Dataset records
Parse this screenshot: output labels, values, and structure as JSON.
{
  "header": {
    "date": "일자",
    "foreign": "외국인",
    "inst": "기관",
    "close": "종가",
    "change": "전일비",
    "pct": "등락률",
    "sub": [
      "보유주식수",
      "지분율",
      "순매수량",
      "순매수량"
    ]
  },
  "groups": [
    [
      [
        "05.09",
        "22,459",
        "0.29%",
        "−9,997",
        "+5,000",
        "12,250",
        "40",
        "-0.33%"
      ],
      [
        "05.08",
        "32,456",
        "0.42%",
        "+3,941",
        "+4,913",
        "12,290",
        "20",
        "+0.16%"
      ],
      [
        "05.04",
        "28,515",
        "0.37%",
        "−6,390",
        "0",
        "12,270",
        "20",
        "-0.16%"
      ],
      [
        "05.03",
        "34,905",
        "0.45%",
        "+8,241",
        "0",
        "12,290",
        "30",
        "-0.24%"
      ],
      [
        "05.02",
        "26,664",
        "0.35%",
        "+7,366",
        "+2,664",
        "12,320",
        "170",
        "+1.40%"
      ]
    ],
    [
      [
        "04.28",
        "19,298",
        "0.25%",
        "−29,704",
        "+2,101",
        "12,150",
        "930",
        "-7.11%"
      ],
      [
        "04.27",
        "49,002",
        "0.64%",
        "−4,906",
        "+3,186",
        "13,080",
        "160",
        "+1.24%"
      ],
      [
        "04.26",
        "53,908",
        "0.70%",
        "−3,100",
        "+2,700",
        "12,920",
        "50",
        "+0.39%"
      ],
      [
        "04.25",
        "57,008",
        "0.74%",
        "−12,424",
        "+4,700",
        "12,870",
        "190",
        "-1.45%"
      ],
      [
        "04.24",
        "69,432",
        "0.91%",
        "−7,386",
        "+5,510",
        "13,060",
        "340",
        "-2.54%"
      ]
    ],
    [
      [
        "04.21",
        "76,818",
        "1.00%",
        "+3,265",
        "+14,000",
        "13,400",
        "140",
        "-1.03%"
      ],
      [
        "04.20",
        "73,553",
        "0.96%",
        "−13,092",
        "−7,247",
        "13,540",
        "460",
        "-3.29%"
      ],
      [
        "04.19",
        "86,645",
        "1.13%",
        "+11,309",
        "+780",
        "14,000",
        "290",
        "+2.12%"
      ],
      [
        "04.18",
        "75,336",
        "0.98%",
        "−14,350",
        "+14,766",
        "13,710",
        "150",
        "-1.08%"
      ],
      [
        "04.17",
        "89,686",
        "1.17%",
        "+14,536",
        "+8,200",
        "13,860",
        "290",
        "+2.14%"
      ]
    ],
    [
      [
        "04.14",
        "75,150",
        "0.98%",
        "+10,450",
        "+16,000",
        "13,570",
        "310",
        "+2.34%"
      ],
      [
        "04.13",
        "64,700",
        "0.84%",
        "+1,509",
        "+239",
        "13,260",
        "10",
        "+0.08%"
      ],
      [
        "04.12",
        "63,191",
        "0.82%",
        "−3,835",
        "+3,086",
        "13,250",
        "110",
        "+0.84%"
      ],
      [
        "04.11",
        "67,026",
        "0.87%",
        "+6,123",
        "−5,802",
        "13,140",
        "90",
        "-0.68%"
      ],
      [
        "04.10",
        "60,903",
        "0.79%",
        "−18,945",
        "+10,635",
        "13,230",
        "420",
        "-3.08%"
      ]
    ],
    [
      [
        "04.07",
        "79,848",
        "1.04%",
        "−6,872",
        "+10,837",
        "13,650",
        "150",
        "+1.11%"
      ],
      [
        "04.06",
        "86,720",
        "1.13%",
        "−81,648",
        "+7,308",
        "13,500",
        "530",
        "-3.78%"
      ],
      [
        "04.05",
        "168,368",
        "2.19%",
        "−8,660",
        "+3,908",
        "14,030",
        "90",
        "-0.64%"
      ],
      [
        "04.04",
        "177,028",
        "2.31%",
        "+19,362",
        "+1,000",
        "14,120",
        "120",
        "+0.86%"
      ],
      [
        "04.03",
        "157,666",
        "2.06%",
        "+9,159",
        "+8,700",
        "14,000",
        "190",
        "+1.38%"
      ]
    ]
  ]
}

Brief
Return the listing above word for word.

Complete response
Parse this screenshot: output labels, values, and structure as JSON.
{
  "header": {
    "date": "일자",
    "foreign": "외국인",
    "inst": "기관",
    "close": "종가",
    "change": "전일비",
    "pct": "등락률",
    "sub": [
      "보유주식수",
      "지분율",
      "순매수량",
      "순매수량"
    ]
  },
  "groups": [
    [
      [
        "05.09",
        "22,459",
        "0.29%",
        "−9,997",
        "+5,000",
        "12,250",
        "40",
        "-0.33%"
      ],
      [
        "05.08",
        "32,456",
        "0.42%",
        "+3,941",
        "+4,913",
        "12,290",
        "20",
        "+0.16%"
      ],
      [
        "05.04",
        "28,515",
        "0.37%",
        "−6,390",
        "0",
        "12,270",
        "20",
        "-0.16%"
      ],
      [
        "05.03",
        "34,905",
        "0.45%",
        "+8,241",
        "0",
        "12,290",
        "30",
        "-0.24%"
      ],
      [
        "05.02",
        "26,664",
        "0.35%",
        "+7,366",
        "+2,664",
        "12,320",
        "170",
        "+1.40%"
      ]
    ],
    [
      [
        "04.28",
        "19,298",
        "0.25%",
        "−29,704",
        "+2,101",
        "12,150",
        "930",
        "-7.11%"
      ],
      [
        "04.27",
        "49,002",
        "0.64%",
        "−4,906",
        "+3,186",
        "13,080",
        "160",
        "+1.24%"
      ],
      [
        "04.26",
        "53,908",
        "0.70%",
        "−3,100",
        "+2,700",
        "12,920",
        "50",
        "+0.39%"
      ],
      [
        "04.25",
        "57,008",
        "0.74%",
        "−12,424",
        "+4,700",
        "12,870",
        "190",
        "-1.45%"
      ],
      [
        "04.24",
        "69,432",
        "0.91%",
        "−7,386",
        "+5,510",
        "13,060",
        "340",
        "-2.54%"
      ]
    ],
    [
      [
        "04.21",
        "76,818",
        "1.00%",
        "+3,265",
        "+14,000",
        "13,400",
        "140",
        "-1.03%"
      ],
      [
        "04.20",
        "73,553",
        "0.96%",
        "−13,092",
        "−7,247",
        "13,540",
        "460",
        "-3.29%"
      ],
      [
        "04.19",
        "86,645",
        "1.13%",
        "+11,309",
        "+780",
        "14,000",
        "290",
        "+2.12%"
      ],
      [
        "04.18",
        "75,336",
        "0.98%",
        "−14,350",
        "+14,766",
        "13,710",
        "150",
        "-1.08%"
      ],
      [
        "04.17",
        "89,686",
        "1.17%",
        "+14,536",
        "+8,200",
        "13,860",
        "290",
        "+2.14%"
      ]
    ],
    [
      [
        "04.14",
        "75,150",
        "0.98%",
        "+10,450",
        "+16,000",
        "13,570",
        "310",
        "+2.34%"
      ],
      [
        "04.13",
        "64,700",
        "0.84%",
        "+1,509",
        "+239",
        "13,260",
        "10",
        "+0.08%"
      ],
      [
        "04.12",
        "63,191",
        "0.82%",
        "−3,835",
        "+3,086",
        "13,250",
        "110",
        "+0.84%"
      ],
      [
        "04.11",
        "67,026",
        "0.87%",
        "+6,123",
        "−5,802",
        "13,140",
        "90",
        "-0.68%"
      ],
      [
        "04.10",
        "60,903",
        "0.79%",
        "−18,945",
        "+10,635",
        "13,230",
        "420",
        "-3.08%"
      ]
    ],
    [
      [
        "04.07",
        "79,848",
        "1.04%",
        "−6,872",
        "+10,837",
        "13,650",
        "150",
        "+1.11%"
      ],
      [
        "04.06",
        "86,720",
        "1.13%",
        "−81,648",
        "+7,308",
        "13,500",
        "530",
        "-3.78%"
      ],
      [
        "04.05",
        "168,368",
        "2.19%",
        "−8,660",
        "+3,908",
        "14,030",
        "90",
        "-0.64%"
      ],
      [
        "04.04",
        "177,028",
        "2.31%",
        "+19,362",
        "+1,000",
        "14,120",
        "120",
        "+0.86%"
      ],
      [
        "04.03",
        "157,666",
        "2.06%",
        "+9,159",
        "+8,700",
        "14,000",
        "190",
        "+1.38%"
      ]
    ]
  ]
}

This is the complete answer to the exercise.